(Saved entries)

────────────────────

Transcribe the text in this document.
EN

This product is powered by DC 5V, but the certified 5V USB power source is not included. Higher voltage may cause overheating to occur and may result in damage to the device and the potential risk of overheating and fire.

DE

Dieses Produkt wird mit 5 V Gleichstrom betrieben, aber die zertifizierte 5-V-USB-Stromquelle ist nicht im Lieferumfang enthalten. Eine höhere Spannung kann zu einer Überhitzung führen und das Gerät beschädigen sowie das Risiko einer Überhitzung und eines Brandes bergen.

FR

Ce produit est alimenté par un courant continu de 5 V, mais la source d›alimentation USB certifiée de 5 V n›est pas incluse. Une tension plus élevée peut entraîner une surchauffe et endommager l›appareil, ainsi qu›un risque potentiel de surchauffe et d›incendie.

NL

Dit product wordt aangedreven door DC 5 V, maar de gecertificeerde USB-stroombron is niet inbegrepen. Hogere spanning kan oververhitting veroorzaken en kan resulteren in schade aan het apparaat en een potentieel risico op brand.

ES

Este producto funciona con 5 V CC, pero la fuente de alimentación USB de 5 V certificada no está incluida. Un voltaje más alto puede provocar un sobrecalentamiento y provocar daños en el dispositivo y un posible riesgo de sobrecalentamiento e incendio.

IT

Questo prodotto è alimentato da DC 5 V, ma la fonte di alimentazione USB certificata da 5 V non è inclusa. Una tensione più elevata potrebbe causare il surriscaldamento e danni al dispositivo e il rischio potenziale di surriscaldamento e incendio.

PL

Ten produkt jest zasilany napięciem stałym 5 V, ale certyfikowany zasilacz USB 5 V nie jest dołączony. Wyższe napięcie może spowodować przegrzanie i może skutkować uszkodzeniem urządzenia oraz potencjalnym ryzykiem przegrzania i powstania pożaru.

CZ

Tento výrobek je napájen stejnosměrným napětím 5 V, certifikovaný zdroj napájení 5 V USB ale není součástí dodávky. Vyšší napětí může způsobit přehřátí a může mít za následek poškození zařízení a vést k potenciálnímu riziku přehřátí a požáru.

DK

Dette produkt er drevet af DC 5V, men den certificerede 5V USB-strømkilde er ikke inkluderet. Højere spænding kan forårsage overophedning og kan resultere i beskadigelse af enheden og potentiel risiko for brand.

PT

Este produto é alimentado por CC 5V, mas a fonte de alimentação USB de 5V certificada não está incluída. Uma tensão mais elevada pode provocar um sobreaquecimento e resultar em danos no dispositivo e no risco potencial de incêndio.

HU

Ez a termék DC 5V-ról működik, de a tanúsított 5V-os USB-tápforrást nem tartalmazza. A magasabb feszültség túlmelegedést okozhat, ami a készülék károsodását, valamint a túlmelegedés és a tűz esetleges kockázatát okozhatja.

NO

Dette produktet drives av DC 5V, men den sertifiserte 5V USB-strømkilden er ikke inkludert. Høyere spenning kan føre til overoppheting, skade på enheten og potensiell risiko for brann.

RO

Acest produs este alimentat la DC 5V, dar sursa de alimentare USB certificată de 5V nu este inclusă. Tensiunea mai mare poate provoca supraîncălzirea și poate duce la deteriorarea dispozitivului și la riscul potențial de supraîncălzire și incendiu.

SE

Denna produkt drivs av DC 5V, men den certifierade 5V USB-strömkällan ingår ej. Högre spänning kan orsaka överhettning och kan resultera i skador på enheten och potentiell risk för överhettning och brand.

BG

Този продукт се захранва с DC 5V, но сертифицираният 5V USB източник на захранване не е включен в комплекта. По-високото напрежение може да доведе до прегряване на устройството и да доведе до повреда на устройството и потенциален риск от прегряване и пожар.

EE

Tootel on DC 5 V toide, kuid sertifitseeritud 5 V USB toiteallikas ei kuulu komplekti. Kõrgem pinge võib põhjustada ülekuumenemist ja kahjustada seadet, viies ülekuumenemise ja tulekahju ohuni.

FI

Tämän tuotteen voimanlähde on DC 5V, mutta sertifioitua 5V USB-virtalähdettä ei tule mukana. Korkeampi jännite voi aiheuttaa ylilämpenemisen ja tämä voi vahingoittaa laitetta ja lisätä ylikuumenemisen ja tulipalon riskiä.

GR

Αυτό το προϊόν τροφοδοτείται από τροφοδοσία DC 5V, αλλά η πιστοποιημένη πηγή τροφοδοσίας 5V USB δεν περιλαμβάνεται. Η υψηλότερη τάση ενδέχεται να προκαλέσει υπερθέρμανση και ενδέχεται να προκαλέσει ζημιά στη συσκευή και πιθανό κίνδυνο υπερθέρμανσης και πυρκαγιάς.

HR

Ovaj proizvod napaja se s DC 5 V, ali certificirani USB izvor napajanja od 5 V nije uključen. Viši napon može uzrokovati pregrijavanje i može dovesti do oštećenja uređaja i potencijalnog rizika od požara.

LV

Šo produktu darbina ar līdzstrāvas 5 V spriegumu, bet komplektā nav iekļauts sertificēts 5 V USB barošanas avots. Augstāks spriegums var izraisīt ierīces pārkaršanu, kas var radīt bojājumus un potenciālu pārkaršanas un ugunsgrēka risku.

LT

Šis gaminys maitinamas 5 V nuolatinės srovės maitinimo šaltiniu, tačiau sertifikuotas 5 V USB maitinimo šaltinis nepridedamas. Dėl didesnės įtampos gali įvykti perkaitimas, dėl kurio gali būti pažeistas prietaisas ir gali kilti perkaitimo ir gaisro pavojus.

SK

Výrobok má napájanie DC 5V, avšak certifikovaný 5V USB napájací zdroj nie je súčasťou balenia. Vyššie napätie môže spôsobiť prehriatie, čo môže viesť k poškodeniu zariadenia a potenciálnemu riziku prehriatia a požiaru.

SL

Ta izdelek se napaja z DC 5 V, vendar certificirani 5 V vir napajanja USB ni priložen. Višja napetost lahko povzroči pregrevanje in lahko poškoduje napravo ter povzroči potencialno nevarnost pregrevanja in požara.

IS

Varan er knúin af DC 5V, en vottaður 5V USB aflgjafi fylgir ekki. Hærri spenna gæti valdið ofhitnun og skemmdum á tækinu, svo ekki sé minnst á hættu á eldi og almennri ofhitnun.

────────────────────

Copy every record exactly as presented.

Transcribe the text in this document.
EN

This product is powered by DC 5V, but the certified 5V USB power source is not included. Higher voltage may cause overheating to occur and may result in damage to the device and the potential risk of overheating and fire.

DE

Dieses Produkt wird mit 5 V Gleichstrom betrieben, aber die zertifizierte 5-V-USB-Stromquelle ist nicht im Lieferumfang enthalten. Eine höhere Spannung kann zu einer Überhitzung führen und das Gerät beschädigen sowie das Risiko einer Überhitzung und eines Brandes bergen.

FR

Ce produit est alimenté par un courant continu de 5 V, mais la source d›alimentation USB certifiée de 5 V n›est pas incluse. Une tension plus élevée peut entraîner une surchauffe et endommager l›appareil, ainsi qu›un risque potentiel de surchauffe et d›incendie.

NL

Dit product wordt aangedreven door DC 5 V, maar de gecertificeerde USB-stroombron is niet inbegrepen. Hogere spanning kan oververhitting veroorzaken en kan resulteren in schade aan het apparaat en een potentieel risico op brand.

ES

Este producto funciona con 5 V CC, pero la fuente de alimentación USB de 5 V certificada no está incluida. Un voltaje más alto puede provocar un sobrecalentamiento y provocar daños en el dispositivo y un posible riesgo de sobrecalentamiento e incendio.

IT

Questo prodotto è alimentato da DC 5 V, ma la fonte di alimentazione USB certificata da 5 V non è inclusa. Una tensione più elevata potrebbe causare il surriscaldamento e danni al dispositivo e il rischio potenziale di surriscaldamento e incendio.

PL

Ten produkt jest zasilany napięciem stałym 5 V, ale certyfikowany zasilacz USB 5 V nie jest dołączony. Wyższe napięcie może spowodować przegrzanie i może skutkować uszkodzeniem urządzenia oraz potencjalnym ryzykiem przegrzania i powstania pożaru.

CZ

Tento výrobek je napájen stejnosměrným napětím 5 V, certifikovaný zdroj napájení 5 V USB ale není součástí dodávky. Vyšší napětí může způsobit přehřátí a může mít za následek poškození zařízení a vést k potenciálnímu riziku přehřátí a požáru.

DK

Dette produkt er drevet af DC 5V, men den certificerede 5V USB-strømkilde er ikke inkluderet. Højere spænding kan forårsage overophedning og kan resultere i beskadigelse af enheden og potentiel risiko for brand.

PT

Este produto é alimentado por CC 5V, mas a fonte de alimentação USB de 5V certificada não está incluída. Uma tensão mais elevada pode provocar um sobreaquecimento e resultar em danos no dispositivo e no risco potencial de incêndio.

HU

Ez a termék DC 5V-ról működik, de a tanúsított 5V-os USB-tápforrást nem tartalmazza. A magasabb feszültség túlmelegedést okozhat, ami a készülék károsodását, valamint a túlmelegedés és a tűz esetleges kockázatát okozhatja.

NO

Dette produktet drives av DC 5V, men den sertifiserte 5V USB-strømkilden er ikke inkludert. Høyere spenning kan føre til overoppheting, skade på enheten og potensiell risiko for brann.

RO

Acest produs este alimentat la DC 5V, dar sursa de alimentare USB certificată de 5V nu este inclusă. Tensiunea mai mare poate provoca supraîncălzirea și poate duce la deteriorarea dispozitivului și la riscul potențial de supraîncălzire și incendiu.

SE

Denna produkt drivs av DC 5V, men den certifierade 5V USB-strömkällan ingår ej. Högre spänning kan orsaka överhettning och kan resultera i skador på enheten och potentiell risk för överhettning och brand.

BG

Този продукт се захранва с DC 5V, но сертифицираният 5V USB източник на захранване не е включен в комплекта. По-високото напрежение може да доведе до прегряване на устройството и да доведе до повреда на устройството и потенциален риск от прегряване и пожар.

EE

Tootel on DC 5 V toide, kuid sertifitseeritud 5 V USB toiteallikas ei kuulu komplekti. Kõrgem pinge võib põhjustada ülekuumenemist ja kahjustada seadet, viies ülekuumenemise ja tulekahju ohuni.

FI

Tämän tuotteen voimanlähde on DC 5V, mutta sertifioitua 5V USB-virtalähdettä ei tule mukana. Korkeampi jännite voi aiheuttaa ylilämpenemisen ja tämä voi vahingoittaa laitetta ja lisätä ylikuumenemisen ja tulipalon riskiä.

GR

Αυτό το προϊόν τροφοδοτείται από τροφοδοσία DC 5V, αλλά η πιστοποιημένη πηγή τροφοδοσίας 5V USB δεν περιλαμβάνεται. Η υψηλότερη τάση ενδέχεται να προκαλέσει υπερθέρμανση και ενδέχεται να προκαλέσει ζημιά στη συσκευή και πιθανό κίνδυνο υπερθέρμανσης και πυρκαγιάς.

HR

Ovaj proizvod napaja se s DC 5 V, ali certificirani USB izvor napajanja od 5 V nije uključen. Viši napon može uzrokovati pregrijavanje i može dovesti do oštećenja uređaja i potencijalnog rizika od požara.

LV

Šo produktu darbina ar līdzstrāvas 5 V spriegumu, bet komplektā nav iekļauts sertificēts 5 V USB barošanas avots. Augstāks spriegums var izraisīt ierīces pārkaršanu, kas var radīt bojājumus un potenciālu pārkaršanas un ugunsgrēka risku.

LT

Šis gaminys maitinamas 5 V nuolatinės srovės maitinimo šaltiniu, tačiau sertifikuotas 5 V USB maitinimo šaltinis nepridedamas. Dėl didesnės įtampos gali įvykti perkaitimas, dėl kurio gali būti pažeistas prietaisas ir gali kilti perkaitimo ir gaisro pavojus.

SK

Výrobok má napájanie DC 5V, avšak certifikovaný 5V USB napájací zdroj nie je súčasťou balenia. Vyššie napätie môže spôsobiť prehriatie, čo môže viesť k poškodeniu zariadenia a potenciálnemu riziku prehriatia a požiaru.

SL

Ta izdelek se napaja z DC 5 V, vendar certificirani 5 V vir napajanja USB ni priložen. Višja napetost lahko povzroči pregrevanje in lahko poškoduje napravo ter povzroči potencialno nevarnost pregrevanja in požara.

IS

Varan er knúin af DC 5V, en vottaður 5V USB aflgjafi fylgir ekki. Hærri spenna gæti valdið ofhitnun og skemmdum á tækinu, svo ekki sé minnst á hættu á eldi og almennri ofhitnun.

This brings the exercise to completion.